» **The task**
Gather the lines below that include the string "content", copying each in full.
** Start Material for this task **
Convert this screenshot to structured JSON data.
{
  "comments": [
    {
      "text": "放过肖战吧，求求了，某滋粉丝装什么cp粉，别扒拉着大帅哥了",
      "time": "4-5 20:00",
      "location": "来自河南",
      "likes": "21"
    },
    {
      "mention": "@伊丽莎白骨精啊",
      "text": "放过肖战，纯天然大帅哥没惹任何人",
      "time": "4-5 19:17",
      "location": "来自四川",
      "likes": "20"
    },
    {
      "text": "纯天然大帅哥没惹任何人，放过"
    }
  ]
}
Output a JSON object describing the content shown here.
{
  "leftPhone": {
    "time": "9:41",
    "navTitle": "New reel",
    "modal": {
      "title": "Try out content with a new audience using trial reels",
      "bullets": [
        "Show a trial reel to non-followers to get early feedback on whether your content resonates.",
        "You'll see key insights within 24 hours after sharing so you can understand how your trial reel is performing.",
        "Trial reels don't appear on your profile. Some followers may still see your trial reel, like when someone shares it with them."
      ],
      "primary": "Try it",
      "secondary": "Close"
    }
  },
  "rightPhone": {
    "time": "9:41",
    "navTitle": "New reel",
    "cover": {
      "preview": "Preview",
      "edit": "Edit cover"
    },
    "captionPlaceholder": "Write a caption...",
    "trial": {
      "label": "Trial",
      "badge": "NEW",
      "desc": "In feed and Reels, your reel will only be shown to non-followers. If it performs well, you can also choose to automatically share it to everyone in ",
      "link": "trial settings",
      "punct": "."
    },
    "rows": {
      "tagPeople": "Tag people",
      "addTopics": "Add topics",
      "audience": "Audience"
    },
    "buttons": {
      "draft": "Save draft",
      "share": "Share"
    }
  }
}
** End Material for this task **
» **The response**
Output a JSON object describing the content shown here.
      "title": "Try out content with a new audience using trial reels",
        "Show a trial reel to non-followers to get early feedback on whether your content resonates.",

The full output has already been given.